### Material supplied

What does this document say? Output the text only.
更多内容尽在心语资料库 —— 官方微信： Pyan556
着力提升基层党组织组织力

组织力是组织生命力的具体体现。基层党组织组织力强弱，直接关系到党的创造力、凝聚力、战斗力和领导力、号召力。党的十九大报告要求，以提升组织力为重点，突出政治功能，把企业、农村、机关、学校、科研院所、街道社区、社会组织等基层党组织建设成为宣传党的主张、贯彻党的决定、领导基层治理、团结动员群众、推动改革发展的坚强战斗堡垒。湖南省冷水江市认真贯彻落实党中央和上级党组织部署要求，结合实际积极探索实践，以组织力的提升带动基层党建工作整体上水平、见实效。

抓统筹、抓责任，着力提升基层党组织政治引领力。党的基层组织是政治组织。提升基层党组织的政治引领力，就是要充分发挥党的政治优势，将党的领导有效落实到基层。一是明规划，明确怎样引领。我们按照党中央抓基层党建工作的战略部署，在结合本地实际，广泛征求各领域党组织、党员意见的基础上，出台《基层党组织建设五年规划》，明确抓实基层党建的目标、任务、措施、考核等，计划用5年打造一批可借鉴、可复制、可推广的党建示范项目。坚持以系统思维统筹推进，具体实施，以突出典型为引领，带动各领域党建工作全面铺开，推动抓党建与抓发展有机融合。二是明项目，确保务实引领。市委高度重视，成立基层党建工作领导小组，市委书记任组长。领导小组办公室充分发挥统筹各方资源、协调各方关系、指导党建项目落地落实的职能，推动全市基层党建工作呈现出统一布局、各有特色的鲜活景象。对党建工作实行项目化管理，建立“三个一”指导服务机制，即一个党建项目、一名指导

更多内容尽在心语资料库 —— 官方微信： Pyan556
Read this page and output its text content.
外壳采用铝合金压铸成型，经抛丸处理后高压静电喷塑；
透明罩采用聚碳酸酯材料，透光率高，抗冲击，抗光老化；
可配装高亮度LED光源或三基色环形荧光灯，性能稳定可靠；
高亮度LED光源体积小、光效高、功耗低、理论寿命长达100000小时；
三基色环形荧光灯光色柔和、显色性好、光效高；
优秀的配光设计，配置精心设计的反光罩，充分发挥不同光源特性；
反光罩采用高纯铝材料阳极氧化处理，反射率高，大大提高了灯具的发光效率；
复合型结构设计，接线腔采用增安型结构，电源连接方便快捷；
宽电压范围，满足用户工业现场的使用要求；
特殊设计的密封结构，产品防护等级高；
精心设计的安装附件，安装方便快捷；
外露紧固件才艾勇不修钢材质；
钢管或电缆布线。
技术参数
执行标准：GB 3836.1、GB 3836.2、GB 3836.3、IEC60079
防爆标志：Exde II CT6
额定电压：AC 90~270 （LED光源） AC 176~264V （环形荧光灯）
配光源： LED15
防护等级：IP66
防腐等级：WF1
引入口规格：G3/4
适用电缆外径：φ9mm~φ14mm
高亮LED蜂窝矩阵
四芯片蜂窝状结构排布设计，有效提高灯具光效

######

Repeat the entries exactly, all of them.

• **Problem solution**
What does this document say? Output the text only.
更多内容尽在心语资料库 —— 官方微信： Pyan556
着力提升基层党组织组织力

组织力是组织生命力的具体体现。基层党组织组织力强弱，直接关系到党的创造力、凝聚力、战斗力和领导力、号召力。党的十九大报告要求，以提升组织力为重点，突出政治功能，把企业、农村、机关、学校、科研院所、街道社区、社会组织等基层党组织建设成为宣传党的主张、贯彻党的决定、领导基层治理、团结动员群众、推动改革发展的坚强战斗堡垒。湖南省冷水江市认真贯彻落实党中央和上级党组织部署要求，结合实际积极探索实践，以组织力的提升带动基层党建工作整体上水平、见实效。

抓统筹、抓责任，着力提升基层党组织政治引领力。党的基层组织是政治组织。提升基层党组织的政治引领力，就是要充分发挥党的政治优势，将党的领导有效落实到基层。一是明规划，明确怎样引领。我们按照党中央抓基层党建工作的战略部署，在结合本地实际，广泛征求各领域党组织、党员意见的基础上，出台《基层党组织建设五年规划》，明确抓实基层党建的目标、任务、措施、考核等，计划用5年打造一批可借鉴、可复制、可推广的党建示范项目。坚持以系统思维统筹推进，具体实施，以突出典型为引领，带动各领域党建工作全面铺开，推动抓党建与抓发展有机融合。二是明项目，确保务实引领。市委高度重视，成立基层党建工作领导小组，市委书记任组长。领导小组办公室充分发挥统筹各方资源、协调各方关系、指导党建项目落地落实的职能，推动全市基层党建工作呈现出统一布局、各有特色的鲜活景象。对党建工作实行项目化管理，建立“三个一”指导服务机制，即一个党建项目、一名指导

更多内容尽在心语资料库 —— 官方微信： Pyan556
Read this page and output its text content.
外壳采用铝合金压铸成型，经抛丸处理后高压静电喷塑；
透明罩采用聚碳酸酯材料，透光率高，抗冲击，抗光老化；
可配装高亮度LED光源或三基色环形荧光灯，性能稳定可靠；
高亮度LED光源体积小、光效高、功耗低、理论寿命长达100000小时；
三基色环形荧光灯光色柔和、显色性好、光效高；
优秀的配光设计，配置精心设计的反光罩，充分发挥不同光源特性；
反光罩采用高纯铝材料阳极氧化处理，反射率高，大大提高了灯具的发光效率；
复合型结构设计，接线腔采用增安型结构，电源连接方便快捷；
宽电压范围，满足用户工业现场的使用要求；
特殊设计的密封结构，产品防护等级高；
精心设计的安装附件，安装方便快捷；
外露紧固件才艾勇不修钢材质；
钢管或电缆布线。
技术参数
执行标准：GB 3836.1、GB 3836.2、GB 3836.3、IEC60079
防爆标志：Exde II CT6
额定电压：AC 90~270 （LED光源） AC 176~264V （环形荧光灯）
配光源： LED15
防护等级：IP66
防腐等级：WF1
引入口规格：G3/4
适用电缆外径：φ9mm~φ14mm
高亮LED蜂窝矩阵
四芯片蜂窝状结构排布设计，有效提高灯具光效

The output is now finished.